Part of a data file
──────────

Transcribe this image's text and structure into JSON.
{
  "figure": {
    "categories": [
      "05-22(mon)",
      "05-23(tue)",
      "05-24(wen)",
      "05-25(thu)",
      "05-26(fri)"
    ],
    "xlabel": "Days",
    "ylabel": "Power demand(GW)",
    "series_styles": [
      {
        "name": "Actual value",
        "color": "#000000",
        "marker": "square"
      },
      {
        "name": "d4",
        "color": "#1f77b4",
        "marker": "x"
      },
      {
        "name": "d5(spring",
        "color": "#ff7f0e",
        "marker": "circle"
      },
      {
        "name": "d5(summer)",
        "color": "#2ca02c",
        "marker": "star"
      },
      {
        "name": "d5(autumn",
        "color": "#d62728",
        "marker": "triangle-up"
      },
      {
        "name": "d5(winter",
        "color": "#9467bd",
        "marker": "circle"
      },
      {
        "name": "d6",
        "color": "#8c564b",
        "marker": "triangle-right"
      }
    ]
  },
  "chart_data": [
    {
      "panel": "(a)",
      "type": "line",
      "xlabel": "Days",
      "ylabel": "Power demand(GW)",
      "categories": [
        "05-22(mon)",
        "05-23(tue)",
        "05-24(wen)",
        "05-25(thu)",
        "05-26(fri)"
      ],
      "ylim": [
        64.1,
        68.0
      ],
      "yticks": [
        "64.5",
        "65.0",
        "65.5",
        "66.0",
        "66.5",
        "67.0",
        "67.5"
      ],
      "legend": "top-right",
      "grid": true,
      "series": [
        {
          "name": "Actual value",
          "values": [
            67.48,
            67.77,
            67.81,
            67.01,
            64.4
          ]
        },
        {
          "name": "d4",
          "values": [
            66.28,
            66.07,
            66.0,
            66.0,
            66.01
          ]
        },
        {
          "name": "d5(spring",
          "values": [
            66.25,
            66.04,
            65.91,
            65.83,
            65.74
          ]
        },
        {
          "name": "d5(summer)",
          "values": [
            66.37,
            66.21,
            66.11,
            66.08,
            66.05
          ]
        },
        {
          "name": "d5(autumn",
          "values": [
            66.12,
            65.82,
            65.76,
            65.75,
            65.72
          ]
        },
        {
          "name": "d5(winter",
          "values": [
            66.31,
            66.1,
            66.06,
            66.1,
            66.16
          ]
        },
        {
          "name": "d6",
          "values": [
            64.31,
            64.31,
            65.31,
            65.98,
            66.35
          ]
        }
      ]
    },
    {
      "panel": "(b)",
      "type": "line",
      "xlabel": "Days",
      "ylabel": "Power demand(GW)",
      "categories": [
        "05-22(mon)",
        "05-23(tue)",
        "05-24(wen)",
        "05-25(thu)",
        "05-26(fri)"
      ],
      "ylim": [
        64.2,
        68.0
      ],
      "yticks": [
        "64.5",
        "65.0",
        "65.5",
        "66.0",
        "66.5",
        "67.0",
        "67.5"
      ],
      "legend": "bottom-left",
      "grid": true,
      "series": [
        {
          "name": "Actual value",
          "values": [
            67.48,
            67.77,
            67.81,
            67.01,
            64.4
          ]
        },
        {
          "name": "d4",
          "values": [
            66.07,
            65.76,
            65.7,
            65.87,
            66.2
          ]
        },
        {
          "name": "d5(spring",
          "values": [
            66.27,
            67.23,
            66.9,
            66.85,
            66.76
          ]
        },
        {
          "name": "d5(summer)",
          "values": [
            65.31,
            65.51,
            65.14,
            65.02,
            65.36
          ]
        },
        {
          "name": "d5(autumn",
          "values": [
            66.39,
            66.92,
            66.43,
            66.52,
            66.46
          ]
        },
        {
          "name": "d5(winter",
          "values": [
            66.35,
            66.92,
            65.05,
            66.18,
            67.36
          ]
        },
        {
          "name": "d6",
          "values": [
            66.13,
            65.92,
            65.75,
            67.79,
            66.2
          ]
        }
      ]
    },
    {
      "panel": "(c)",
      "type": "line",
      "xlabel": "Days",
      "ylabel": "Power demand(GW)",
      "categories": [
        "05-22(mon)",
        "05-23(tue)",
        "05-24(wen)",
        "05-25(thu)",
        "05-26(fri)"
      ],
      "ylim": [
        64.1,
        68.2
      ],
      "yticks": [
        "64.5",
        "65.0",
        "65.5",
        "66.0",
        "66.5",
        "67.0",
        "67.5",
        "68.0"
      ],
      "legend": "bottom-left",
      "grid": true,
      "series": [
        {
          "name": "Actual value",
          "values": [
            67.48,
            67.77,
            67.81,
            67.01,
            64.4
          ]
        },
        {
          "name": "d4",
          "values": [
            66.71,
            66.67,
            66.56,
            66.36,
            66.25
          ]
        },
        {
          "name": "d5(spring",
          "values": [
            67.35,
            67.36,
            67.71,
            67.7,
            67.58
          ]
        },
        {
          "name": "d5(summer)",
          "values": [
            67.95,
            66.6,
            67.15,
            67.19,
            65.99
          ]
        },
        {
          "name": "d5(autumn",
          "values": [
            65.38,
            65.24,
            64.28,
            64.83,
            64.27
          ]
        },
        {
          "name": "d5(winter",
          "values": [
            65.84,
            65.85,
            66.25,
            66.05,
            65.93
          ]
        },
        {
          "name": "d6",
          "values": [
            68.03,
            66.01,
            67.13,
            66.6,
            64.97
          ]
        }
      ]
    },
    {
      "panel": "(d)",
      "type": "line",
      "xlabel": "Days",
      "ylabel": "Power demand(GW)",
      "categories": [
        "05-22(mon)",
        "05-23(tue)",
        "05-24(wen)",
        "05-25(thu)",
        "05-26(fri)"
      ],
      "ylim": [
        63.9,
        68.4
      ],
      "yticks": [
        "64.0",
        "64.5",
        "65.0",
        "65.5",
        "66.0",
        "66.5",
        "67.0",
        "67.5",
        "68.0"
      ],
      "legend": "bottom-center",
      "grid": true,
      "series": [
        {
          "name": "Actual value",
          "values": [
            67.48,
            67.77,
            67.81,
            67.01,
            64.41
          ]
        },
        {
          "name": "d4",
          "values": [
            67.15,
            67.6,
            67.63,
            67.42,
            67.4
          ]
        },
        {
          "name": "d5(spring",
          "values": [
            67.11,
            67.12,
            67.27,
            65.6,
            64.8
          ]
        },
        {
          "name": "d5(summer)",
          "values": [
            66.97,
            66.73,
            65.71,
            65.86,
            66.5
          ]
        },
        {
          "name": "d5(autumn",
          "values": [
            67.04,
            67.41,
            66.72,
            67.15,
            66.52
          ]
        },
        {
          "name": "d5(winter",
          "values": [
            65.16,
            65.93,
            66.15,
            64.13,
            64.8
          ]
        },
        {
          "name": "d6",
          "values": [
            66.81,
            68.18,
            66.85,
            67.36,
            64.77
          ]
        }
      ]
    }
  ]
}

──────────

**WHAT NEEDS TO BE DONE:** Write out the data exactly as it stands.

**ANSWER FOR THIS EXERCISE:**
Transcribe this image's text and structure into JSON.
{
  "figure": {
    "categories": [
      "05-22(mon)",
      "05-23(tue)",
      "05-24(wen)",
      "05-25(thu)",
      "05-26(fri)"
    ],
    "xlabel": "Days",
    "ylabel": "Power demand(GW)",
    "series_styles": [
      {
        "name": "Actual value",
        "color": "#000000",
        "marker": "square"
      },
      {
        "name": "d4",
        "color": "#1f77b4",
        "marker": "x"
      },
      {
        "name": "d5(spring",
        "color": "#ff7f0e",
        "marker": "circle"
      },
      {
        "name": "d5(summer)",
        "color": "#2ca02c",
        "marker": "star"
      },
      {
        "name": "d5(autumn",
        "color": "#d62728",
        "marker": "triangle-up"
      },
      {
        "name": "d5(winter",
        "color": "#9467bd",
        "marker": "circle"
      },
      {
        "name": "d6",
        "color": "#8c564b",
        "marker": "triangle-right"
      }
    ]
  },
  "chart_data": [
    {
      "panel": "(a)",
      "type": "line",
      "xlabel": "Days",
      "ylabel": "Power demand(GW)",
      "categories": [
        "05-22(mon)",
        "05-23(tue)",
        "05-24(wen)",
        "05-25(thu)",
        "05-26(fri)"
      ],
      "ylim": [
        64.1,
        68.0
      ],
      "yticks": [
        "64.5",
        "65.0",
        "65.5",
        "66.0",
        "66.5",
        "67.0",
        "67.5"
      ],
      "legend": "top-right",
      "grid": true,
      "series": [
        {
          "name": "Actual value",
          "values": [
            67.48,
            67.77,
            67.81,
            67.01,
            64.4
          ]
        },
        {
          "name": "d4",
          "values": [
            66.28,
            66.07,
            66.0,
            66.0,
            66.01
          ]
        },
        {
          "name": "d5(spring",
          "values": [
            66.25,
            66.04,
            65.91,
            65.83,
            65.74
          ]
        },
        {
          "name": "d5(summer)",
          "values": [
            66.37,
            66.21,
            66.11,
            66.08,
            66.05
          ]
        },
        {
          "name": "d5(autumn",
          "values": [
            66.12,
            65.82,
            65.76,
            65.75,
            65.72
          ]
        },
        {
          "name": "d5(winter",
          "values": [
            66.31,
            66.1,
            66.06,
            66.1,
            66.16
          ]
        },
        {
          "name": "d6",
          "values": [
            64.31,
            64.31,
            65.31,
            65.98,
            66.35
          ]
        }
      ]
    },
    {
      "panel": "(b)",
      "type": "line",
      "xlabel": "Days",
      "ylabel": "Power demand(GW)",
      "categories": [
        "05-22(mon)",
        "05-23(tue)",
        "05-24(wen)",
        "05-25(thu)",
        "05-26(fri)"
      ],
      "ylim": [
        64.2,
        68.0
      ],
      "yticks": [
        "64.5",
        "65.0",
        "65.5",
        "66.0",
        "66.5",
        "67.0",
        "67.5"
      ],
      "legend": "bottom-left",
      "grid": true,
      "series": [
        {
          "name": "Actual value",
          "values": [
            67.48,
            67.77,
            67.81,
            67.01,
            64.4
          ]
        },
        {
          "name": "d4",
          "values": [
            66.07,
            65.76,
            65.7,
            65.87,
            66.2
          ]
        },
        {
          "name": "d5(spring",
          "values": [
            66.27,
            67.23,
            66.9,
            66.85,
            66.76
          ]
        },
        {
          "name": "d5(summer)",
          "values": [
            65.31,
            65.51,
            65.14,
            65.02,
            65.36
          ]
        },
        {
          "name": "d5(autumn",
          "values": [
            66.39,
            66.92,
            66.43,
            66.52,
            66.46
          ]
        },
        {
          "name": "d5(winter",
          "values": [
            66.35,
            66.92,
            65.05,
            66.18,
            67.36
          ]
        },
        {
          "name": "d6",
          "values": [
            66.13,
            65.92,
            65.75,
            67.79,
            66.2
          ]
        }
      ]
    },
    {
      "panel": "(c)",
      "type": "line",
      "xlabel": "Days",
      "ylabel": "Power demand(GW)",
      "categories": [
        "05-22(mon)",
        "05-23(tue)",
        "05-24(wen)",
        "05-25(thu)",
        "05-26(fri)"
      ],
      "ylim": [
        64.1,
        68.2
      ],
      "yticks": [
        "64.5",
        "65.0",
        "65.5",
        "66.0",
        "66.5",
        "67.0",
        "67.5",
        "68.0"
      ],
      "legend": "bottom-left",
      "grid": true,
      "series": [
        {
          "name": "Actual value",
          "values": [
            67.48,
            67.77,
            67.81,
            67.01,
            64.4
          ]
        },
        {
          "name": "d4",
          "values": [
            66.71,
            66.67,
            66.56,
            66.36,
            66.25
          ]
        },
        {
          "name": "d5(spring",
          "values": [
            67.35,
            67.36,
            67.71,
            67.7,
            67.58
          ]
        },
        {
          "name": "d5(summer)",
          "values": [
            67.95,
            66.6,
            67.15,
            67.19,
            65.99
          ]
        },
        {
          "name": "d5(autumn",
          "values": [
            65.38,
            65.24,
            64.28,
            64.83,
            64.27
          ]
        },
        {
          "name": "d5(winter",
          "values": [
            65.84,
            65.85,
            66.25,
            66.05,
            65.93
          ]
        },
        {
          "name": "d6",
          "values": [
            68.03,
            66.01,
            67.13,
            66.6,
            64.97
          ]
        }
      ]
    },
    {
      "panel": "(d)",
      "type": "line",
      "xlabel": "Days",
      "ylabel": "Power demand(GW)",
      "categories": [
        "05-22(mon)",
        "05-23(tue)",
        "05-24(wen)",
        "05-25(thu)",
        "05-26(fri)"
      ],
      "ylim": [
        63.9,
        68.4
      ],
      "yticks": [
        "64.0",
        "64.5",
        "65.0",
        "65.5",
        "66.0",
        "66.5",
        "67.0",
        "67.5",
        "68.0"
      ],
      "legend": "bottom-center",
      "grid": true,
      "series": [
        {
          "name": "Actual value",
          "values": [
            67.48,
            67.77,
            67.81,
            67.01,
            64.41
          ]
        },
        {
          "name": "d4",
          "values": [
            67.15,
            67.6,
            67.63,
            67.42,
            67.4
          ]
        },
        {
          "name": "d5(spring",
          "values": [
            67.11,
            67.12,
            67.27,
            65.6,
            64.8
          ]
        },
        {
          "name": "d5(summer)",
          "values": [
            66.97,
            66.73,
            65.71,
            65.86,
            66.5
          ]
        },
        {
          "name": "d5(autumn",
          "values": [
            67.04,
            67.41,
            66.72,
            67.15,
            66.52
          ]
        },
        {
          "name": "d5(winter",
          "values": [
            65.16,
            65.93,
            66.15,
            64.13,
            64.8
          ]
        },
        {
          "name": "d6",
          "values": [
            66.81,
            68.18,
            66.85,
            67.36,
            64.77
          ]
        }
      ]
    }
  ]
}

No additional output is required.